Start of Data to process

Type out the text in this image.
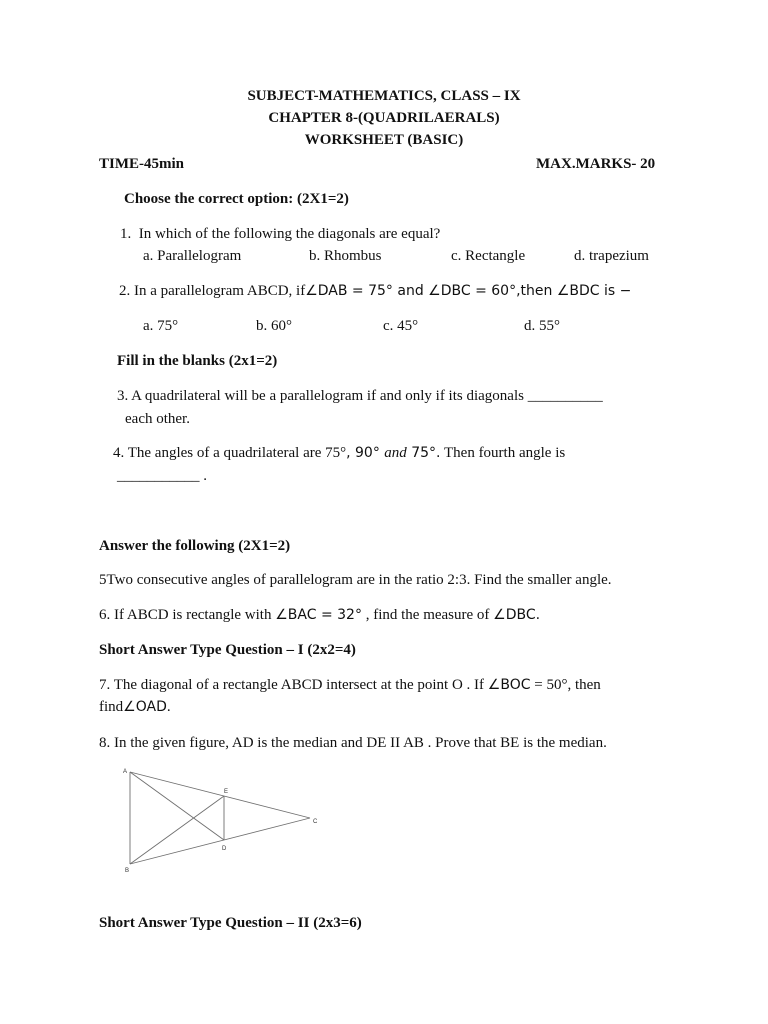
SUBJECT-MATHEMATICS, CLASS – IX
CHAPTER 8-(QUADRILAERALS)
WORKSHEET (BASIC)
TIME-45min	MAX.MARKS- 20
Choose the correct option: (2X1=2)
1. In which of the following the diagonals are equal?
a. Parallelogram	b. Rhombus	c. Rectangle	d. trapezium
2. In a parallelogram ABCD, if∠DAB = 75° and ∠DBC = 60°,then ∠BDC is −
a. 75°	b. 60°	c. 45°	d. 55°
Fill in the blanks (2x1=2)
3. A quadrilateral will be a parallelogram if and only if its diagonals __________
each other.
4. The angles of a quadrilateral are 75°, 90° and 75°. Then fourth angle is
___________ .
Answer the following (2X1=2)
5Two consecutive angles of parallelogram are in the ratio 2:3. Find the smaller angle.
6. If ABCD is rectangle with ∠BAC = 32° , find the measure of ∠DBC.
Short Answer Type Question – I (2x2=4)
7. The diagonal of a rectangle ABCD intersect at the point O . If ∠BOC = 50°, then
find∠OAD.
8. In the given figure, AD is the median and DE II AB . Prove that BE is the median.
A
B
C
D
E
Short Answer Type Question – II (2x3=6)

End of Data to process

- [What you should do]:
Go through the entries above and print each one exactly, minus the pictures.

- [Exercise output]:
Type out the text in this image.
SUBJECT-MATHEMATICS, CLASS – IX
CHAPTER 8-(QUADRILAERALS)
WORKSHEET (BASIC)
TIME-45min	MAX.MARKS- 20
Choose the correct option: (2X1=2)
1. In which of the following the diagonals are equal?
a. Parallelogram	b. Rhombus	c. Rectangle	d. trapezium
2. In a parallelogram ABCD, if∠DAB = 75° and ∠DBC = 60°,then ∠BDC is −
a. 75°	b. 60°	c. 45°	d. 55°
Fill in the blanks (2x1=2)
3. A quadrilateral will be a parallelogram if and only if its diagonals __________
each other.
4. The angles of a quadrilateral are 75°, 90° and 75°. Then fourth angle is
___________ .
Answer the following (2X1=2)
5Two consecutive angles of parallelogram are in the ratio 2:3. Find the smaller angle.
6. If ABCD is rectangle with ∠BAC = 32° , find the measure of ∠DBC.
Short Answer Type Question – I (2x2=4)
7. The diagonal of a rectangle ABCD intersect at the point O . If ∠BOC = 50°, then
find∠OAD.
8. In the given figure, AD is the median and DE II AB . Prove that BE is the median.
A
B
C
D
E
Short Answer Type Question – II (2x3=6)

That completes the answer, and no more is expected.